[Begin RECORDS FOR PROCESSING]
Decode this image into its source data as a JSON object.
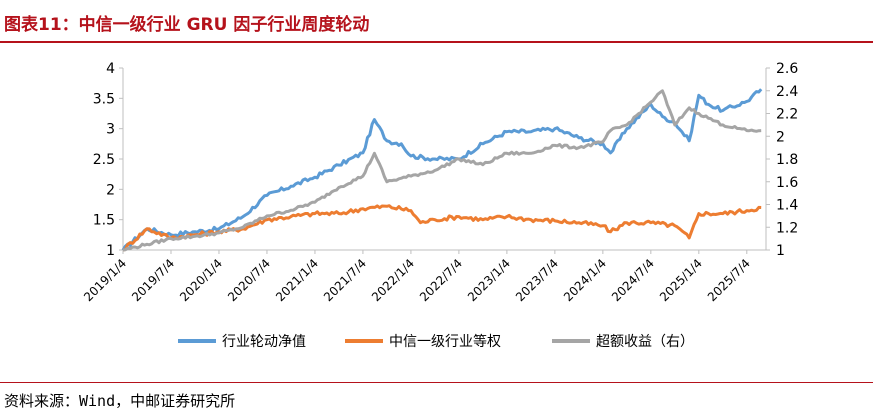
{
  "header": {
    "title": "图表11：中信一级行业 GRU 因子行业周度轮动"
  },
  "footer": {
    "source": "资料来源：Wind，中邮证券研究所"
  },
  "chart_data": {
    "type": "line",
    "x_ticks": [
      "2019/1/4",
      "2019/7/4",
      "2020/1/4",
      "2020/7/4",
      "2021/1/4",
      "2021/7/4",
      "2022/1/4",
      "2022/7/4",
      "2023/1/4",
      "2023/7/4",
      "2024/1/4",
      "2024/7/4",
      "2025/1/4",
      "2025/7/4"
    ],
    "y_left": {
      "ticks": [
        "1",
        "1.5",
        "2",
        "2.5",
        "3",
        "3.5",
        "4"
      ],
      "ylim": [
        1,
        4
      ]
    },
    "y_right": {
      "ticks": [
        "1",
        "1.2",
        "1.4",
        "1.6",
        "1.8",
        "2",
        "2.2",
        "2.4",
        "2.6"
      ],
      "ylim": [
        1,
        2.6
      ]
    },
    "grid": false,
    "legend_position": "bottom",
    "series": [
      {
        "name": "行业轮动净值",
        "axis": "left",
        "color": "#5b9bd5",
        "x": [
          2019.0,
          2019.25,
          2019.5,
          2019.75,
          2020.0,
          2020.25,
          2020.5,
          2020.75,
          2021.0,
          2021.25,
          2021.5,
          2021.62,
          2021.75,
          2021.9,
          2022.0,
          2022.25,
          2022.5,
          2022.75,
          2023.0,
          2023.25,
          2023.5,
          2023.75,
          2024.0,
          2024.08,
          2024.25,
          2024.5,
          2024.62,
          2024.75,
          2024.9,
          2025.0,
          2025.1,
          2025.25,
          2025.5,
          2025.65
        ],
        "values": [
          1.0,
          1.35,
          1.25,
          1.3,
          1.35,
          1.55,
          1.9,
          2.05,
          2.2,
          2.4,
          2.6,
          3.15,
          2.8,
          2.75,
          2.55,
          2.5,
          2.5,
          2.75,
          2.95,
          2.95,
          3.0,
          2.85,
          2.75,
          2.6,
          3.0,
          3.4,
          3.2,
          3.1,
          2.8,
          3.55,
          3.4,
          3.3,
          3.45,
          3.65
        ]
      },
      {
        "name": "中信一级行业等权",
        "axis": "left",
        "color": "#ed7d31",
        "x": [
          2019.0,
          2019.25,
          2019.5,
          2019.75,
          2020.0,
          2020.25,
          2020.5,
          2020.75,
          2021.0,
          2021.25,
          2021.5,
          2021.75,
          2022.0,
          2022.1,
          2022.25,
          2022.5,
          2022.75,
          2023.0,
          2023.25,
          2023.5,
          2023.75,
          2024.0,
          2024.08,
          2024.25,
          2024.5,
          2024.75,
          2024.9,
          2025.0,
          2025.25,
          2025.5,
          2025.65
        ],
        "values": [
          1.0,
          1.35,
          1.2,
          1.25,
          1.3,
          1.35,
          1.5,
          1.55,
          1.6,
          1.6,
          1.68,
          1.72,
          1.65,
          1.45,
          1.5,
          1.55,
          1.5,
          1.55,
          1.5,
          1.48,
          1.45,
          1.4,
          1.3,
          1.45,
          1.45,
          1.4,
          1.2,
          1.6,
          1.6,
          1.65,
          1.7
        ]
      },
      {
        "name": "超额收益（右）",
        "axis": "right",
        "color": "#a5a5a5",
        "x": [
          2019.0,
          2019.25,
          2019.5,
          2019.75,
          2020.0,
          2020.25,
          2020.5,
          2020.75,
          2021.0,
          2021.25,
          2021.5,
          2021.62,
          2021.75,
          2022.0,
          2022.25,
          2022.5,
          2022.75,
          2023.0,
          2023.25,
          2023.5,
          2023.75,
          2024.0,
          2024.08,
          2024.25,
          2024.5,
          2024.62,
          2024.75,
          2024.9,
          2025.0,
          2025.25,
          2025.5,
          2025.65
        ],
        "values": [
          1.0,
          1.05,
          1.1,
          1.12,
          1.15,
          1.2,
          1.3,
          1.35,
          1.42,
          1.55,
          1.65,
          1.85,
          1.6,
          1.65,
          1.7,
          1.8,
          1.75,
          1.85,
          1.85,
          1.92,
          1.9,
          1.95,
          2.05,
          2.1,
          2.3,
          2.4,
          2.1,
          2.25,
          2.2,
          2.1,
          2.05,
          2.05
        ]
      }
    ]
  }
}
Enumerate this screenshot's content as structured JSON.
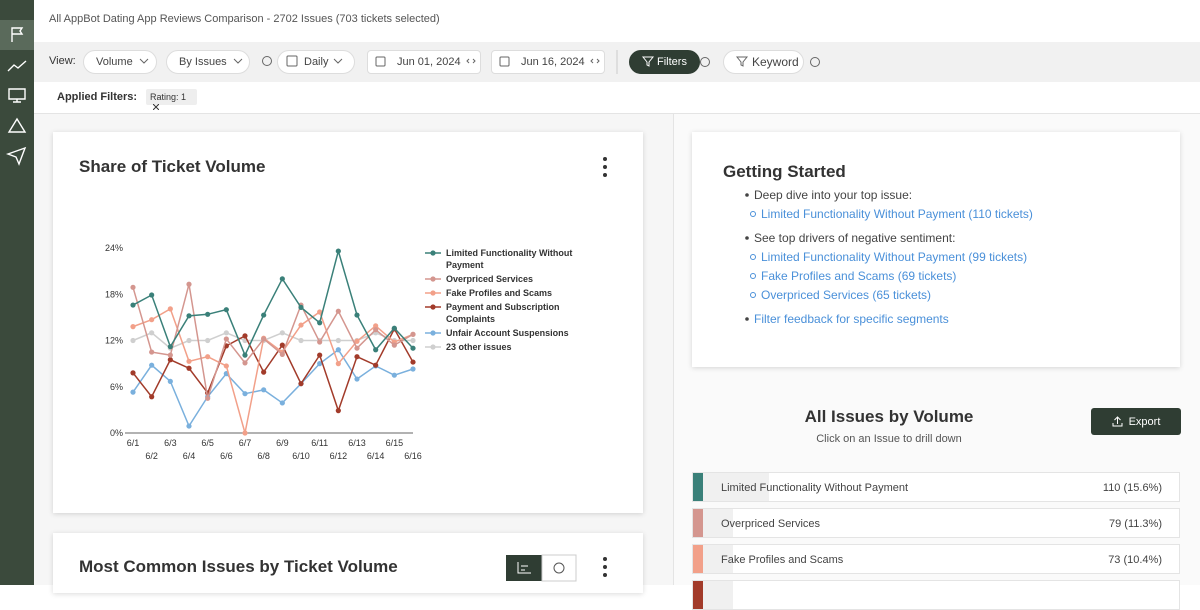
{
  "header": {
    "title": "All AppBot Dating App Reviews Comparison - 2702 Issues (703 tickets selected)"
  },
  "toolbar": {
    "view_label": "View:",
    "dropdowns": [
      "Volume",
      "By Issues",
      "Daily"
    ],
    "dates": [
      "Jun 01, 2024",
      "Jun 16, 2024"
    ],
    "filters": "Filters",
    "keyword": "Keyword"
  },
  "applied_filters": {
    "label": "Applied Filters:",
    "tags": [
      "Rating: 1"
    ]
  },
  "chart_data": {
    "type": "line",
    "title": "Share of Ticket Volume",
    "categories": [
      "6/1",
      "6/2",
      "6/3",
      "6/4",
      "6/5",
      "6/6",
      "6/7",
      "6/8",
      "6/9",
      "6/10",
      "6/11",
      "6/12",
      "6/13",
      "6/14",
      "6/15",
      "6/16"
    ],
    "series": [
      {
        "name": "Limited Functionality Without Payment",
        "color": "#3a8079",
        "values": [
          16.6,
          17.9,
          11.2,
          15.2,
          15.4,
          16,
          10.1,
          15.3,
          20,
          16.3,
          14.3,
          23.6,
          15.3,
          10.8,
          13.6,
          11
        ]
      },
      {
        "name": "Overpriced Services",
        "color": "#d4968f",
        "values": [
          18.9,
          10.5,
          10.1,
          19.3,
          4.5,
          12.2,
          9.1,
          12.2,
          10.2,
          16.6,
          11.8,
          15.8,
          11,
          13.4,
          11.4,
          12.8
        ]
      },
      {
        "name": "Fake Profiles and Scams",
        "color": "#f2a089",
        "values": [
          13.8,
          14.7,
          16.1,
          9.3,
          9.9,
          8.7,
          0,
          12.3,
          10.5,
          14,
          15.7,
          9,
          11.9,
          13.9,
          11.8,
          12.8
        ]
      },
      {
        "name": "Payment and Subscription Complaints",
        "color": "#a23b2a",
        "values": [
          7.8,
          4.7,
          9.5,
          8.4,
          5.2,
          11.3,
          12.6,
          7.9,
          11.4,
          6.4,
          10.1,
          2.9,
          9.9,
          8.8,
          13.5,
          9.2
        ]
      },
      {
        "name": "Unfair Account Suspensions",
        "color": "#7ab0dd",
        "values": [
          5.3,
          8.8,
          6.7,
          0.9,
          4.7,
          7.7,
          5.1,
          5.6,
          3.9,
          6.4,
          9,
          10.8,
          7,
          8.7,
          7.5,
          8.3
        ]
      },
      {
        "name": "23 other issues",
        "color": "#cfcfcf",
        "values": [
          12,
          13,
          11,
          12,
          12,
          13,
          12,
          12,
          13,
          12,
          12,
          12,
          12,
          13,
          12,
          12
        ]
      }
    ],
    "ylim": [
      0,
      24
    ],
    "yticks": [
      {
        "value": 0,
        "label": "0%"
      },
      {
        "value": 6,
        "label": "6%"
      },
      {
        "value": 12,
        "label": "12%"
      },
      {
        "value": 18,
        "label": "18%"
      },
      {
        "value": 24,
        "label": "24%"
      }
    ],
    "grid": false
  },
  "second_card": {
    "title": "Most Common Issues by Ticket Volume"
  },
  "getting_started": {
    "title": "Getting Started",
    "items": [
      {
        "text": "Deep dive into your top issue:",
        "links": [
          "Limited Functionality Without Payment (110 tickets)"
        ]
      },
      {
        "text": "See top drivers of negative sentiment:",
        "links": [
          "Limited Functionality Without Payment (99 tickets)",
          "Fake Profiles and Scams (69 tickets)",
          "Overpriced Services (65 tickets)"
        ]
      }
    ],
    "footer_link": "Filter feedback for specific segments"
  },
  "all_issues": {
    "title": "All Issues by Volume",
    "subtitle": "Click on an Issue to drill down",
    "export": "Export",
    "rows": [
      {
        "name": "Limited Functionality Without Payment",
        "count": "110 (15.6%)",
        "color": "#3a8079"
      },
      {
        "name": "Overpriced Services",
        "count": "79 (11.3%)",
        "color": "#d4968f"
      },
      {
        "name": "Fake Profiles and Scams",
        "count": "73 (10.4%)",
        "color": "#f2a089"
      },
      {
        "color": "#a23b2a"
      }
    ]
  }
}
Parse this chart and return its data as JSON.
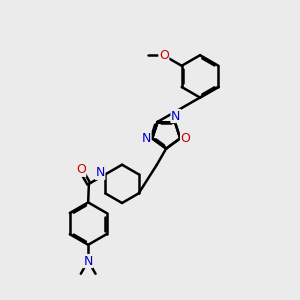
{
  "bg_color": "#ebebeb",
  "bond_color": "#000000",
  "N_color": "#0000cc",
  "O_color": "#cc0000",
  "font_size": 9,
  "label_font_size": 8,
  "line_width": 1.8,
  "fig_size": [
    3.0,
    3.0
  ],
  "dpi": 100,
  "xlim": [
    0,
    10
  ],
  "ylim": [
    0,
    10
  ]
}
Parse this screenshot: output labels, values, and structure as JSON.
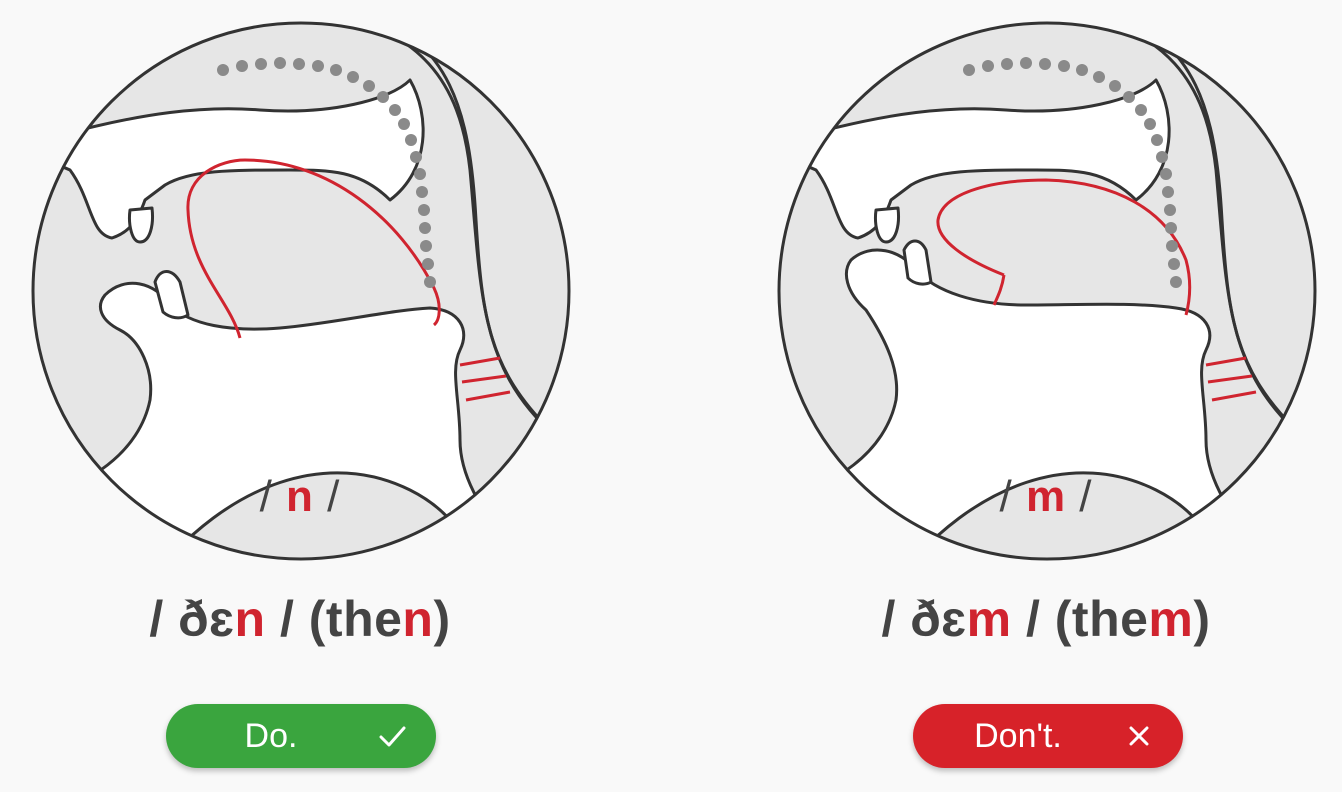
[End RECORDS FOR PROCESSING]
▶ **REQUIREMENT**
Extract, word for word, every line from the one containing "Parse this chart and return its data as JSON." to the end of the data above, both ends included, and leave out the pictures.

▶ **COMPLETED EXERCISE**
Parse this chart and return its data as JSON.
{
  "bg_color": "#ebebeb",
  "bond_color": "#000000",
  "N_color": "#0000cc",
  "O_color": "#cc0000",
  "font_size": 9,
  "label_font_size": 8,
  "line_width": 1.8,
  "fig_size": [
    3.0,
    3.0
  ],
  "dpi": 100,
  "xlim": [
    0,
    10
  ],
  "ylim": [
    0,
    10
  ]
}
Parse this screenshot: output labels, values, and structure as JSON.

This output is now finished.